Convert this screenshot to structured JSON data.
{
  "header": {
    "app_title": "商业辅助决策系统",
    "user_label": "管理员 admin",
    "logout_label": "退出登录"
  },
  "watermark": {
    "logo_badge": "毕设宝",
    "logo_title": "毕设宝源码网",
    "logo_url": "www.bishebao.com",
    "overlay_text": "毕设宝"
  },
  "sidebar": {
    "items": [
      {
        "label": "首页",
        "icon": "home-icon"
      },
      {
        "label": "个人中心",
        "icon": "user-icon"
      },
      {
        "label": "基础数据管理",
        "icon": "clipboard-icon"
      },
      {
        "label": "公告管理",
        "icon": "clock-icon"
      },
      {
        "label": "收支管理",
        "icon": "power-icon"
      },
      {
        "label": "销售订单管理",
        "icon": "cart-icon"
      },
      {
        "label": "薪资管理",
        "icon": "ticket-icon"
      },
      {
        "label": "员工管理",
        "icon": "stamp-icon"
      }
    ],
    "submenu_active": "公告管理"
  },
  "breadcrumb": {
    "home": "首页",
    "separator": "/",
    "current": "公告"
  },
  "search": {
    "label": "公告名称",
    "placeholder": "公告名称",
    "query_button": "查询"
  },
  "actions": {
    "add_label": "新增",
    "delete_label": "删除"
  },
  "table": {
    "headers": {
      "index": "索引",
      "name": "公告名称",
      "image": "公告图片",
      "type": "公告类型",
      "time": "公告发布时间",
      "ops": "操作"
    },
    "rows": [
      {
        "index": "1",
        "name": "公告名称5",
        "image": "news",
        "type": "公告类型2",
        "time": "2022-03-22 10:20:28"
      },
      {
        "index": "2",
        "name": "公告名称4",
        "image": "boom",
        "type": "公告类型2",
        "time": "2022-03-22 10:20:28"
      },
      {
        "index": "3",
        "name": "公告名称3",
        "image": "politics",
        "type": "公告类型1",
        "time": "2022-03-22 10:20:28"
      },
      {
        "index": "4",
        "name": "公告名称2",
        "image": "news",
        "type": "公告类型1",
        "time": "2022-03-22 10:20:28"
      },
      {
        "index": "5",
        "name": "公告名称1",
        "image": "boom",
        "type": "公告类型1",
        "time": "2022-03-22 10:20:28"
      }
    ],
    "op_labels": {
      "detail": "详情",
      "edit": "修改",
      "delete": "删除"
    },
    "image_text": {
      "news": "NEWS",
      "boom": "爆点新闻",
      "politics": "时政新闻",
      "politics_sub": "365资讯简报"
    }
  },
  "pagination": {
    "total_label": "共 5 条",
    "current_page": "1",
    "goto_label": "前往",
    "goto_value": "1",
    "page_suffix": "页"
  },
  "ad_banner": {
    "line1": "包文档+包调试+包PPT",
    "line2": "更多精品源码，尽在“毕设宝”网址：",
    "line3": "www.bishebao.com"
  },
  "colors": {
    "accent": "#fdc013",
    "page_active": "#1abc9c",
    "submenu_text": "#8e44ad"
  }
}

..............................

Task goal> Quote every record above exactly.

Task answer>
Convert this screenshot to structured JSON data.
{
  "header": {
    "app_title": "商业辅助决策系统",
    "user_label": "管理员 admin",
    "logout_label": "退出登录"
  },
  "watermark": {
    "logo_badge": "毕设宝",
    "logo_title": "毕设宝源码网",
    "logo_url": "www.bishebao.com",
    "overlay_text": "毕设宝"
  },
  "sidebar": {
    "items": [
      {
        "label": "首页",
        "icon": "home-icon"
      },
      {
        "label": "个人中心",
        "icon": "user-icon"
      },
      {
        "label": "基础数据管理",
        "icon": "clipboard-icon"
      },
      {
        "label": "公告管理",
        "icon": "clock-icon"
      },
      {
        "label": "收支管理",
        "icon": "power-icon"
      },
      {
        "label": "销售订单管理",
        "icon": "cart-icon"
      },
      {
        "label": "薪资管理",
        "icon": "ticket-icon"
      },
      {
        "label": "员工管理",
        "icon": "stamp-icon"
      }
    ],
    "submenu_active": "公告管理"
  },
  "breadcrumb": {
    "home": "首页",
    "separator": "/",
    "current": "公告"
  },
  "search": {
    "label": "公告名称",
    "placeholder": "公告名称",
    "query_button": "查询"
  },
  "actions": {
    "add_label": "新增",
    "delete_label": "删除"
  },
  "table": {
    "headers": {
      "index": "索引",
      "name": "公告名称",
      "image": "公告图片",
      "type": "公告类型",
      "time": "公告发布时间",
      "ops": "操作"
    },
    "rows": [
      {
        "index": "1",
        "name": "公告名称5",
        "image": "news",
        "type": "公告类型2",
        "time": "2022-03-22 10:20:28"
      },
      {
        "index": "2",
        "name": "公告名称4",
        "image": "boom",
        "type": "公告类型2",
        "time": "2022-03-22 10:20:28"
      },
      {
        "index": "3",
        "name": "公告名称3",
        "image": "politics",
        "type": "公告类型1",
        "time": "2022-03-22 10:20:28"
      },
      {
        "index": "4",
        "name": "公告名称2",
        "image": "news",
        "type": "公告类型1",
        "time": "2022-03-22 10:20:28"
      },
      {
        "index": "5",
        "name": "公告名称1",
        "image": "boom",
        "type": "公告类型1",
        "time": "2022-03-22 10:20:28"
      }
    ],
    "op_labels": {
      "detail": "详情",
      "edit": "修改",
      "delete": "删除"
    },
    "image_text": {
      "news": "NEWS",
      "boom": "爆点新闻",
      "politics": "时政新闻",
      "politics_sub": "365资讯简报"
    }
  },
  "pagination": {
    "total_label": "共 5 条",
    "current_page": "1",
    "goto_label": "前往",
    "goto_value": "1",
    "page_suffix": "页"
  },
  "ad_banner": {
    "line1": "包文档+包调试+包PPT",
    "line2": "更多精品源码，尽在“毕设宝”网址：",
    "line3": "www.bishebao.com"
  },
  "colors": {
    "accent": "#fdc013",
    "page_active": "#1abc9c",
    "submenu_text": "#8e44ad"
  }
}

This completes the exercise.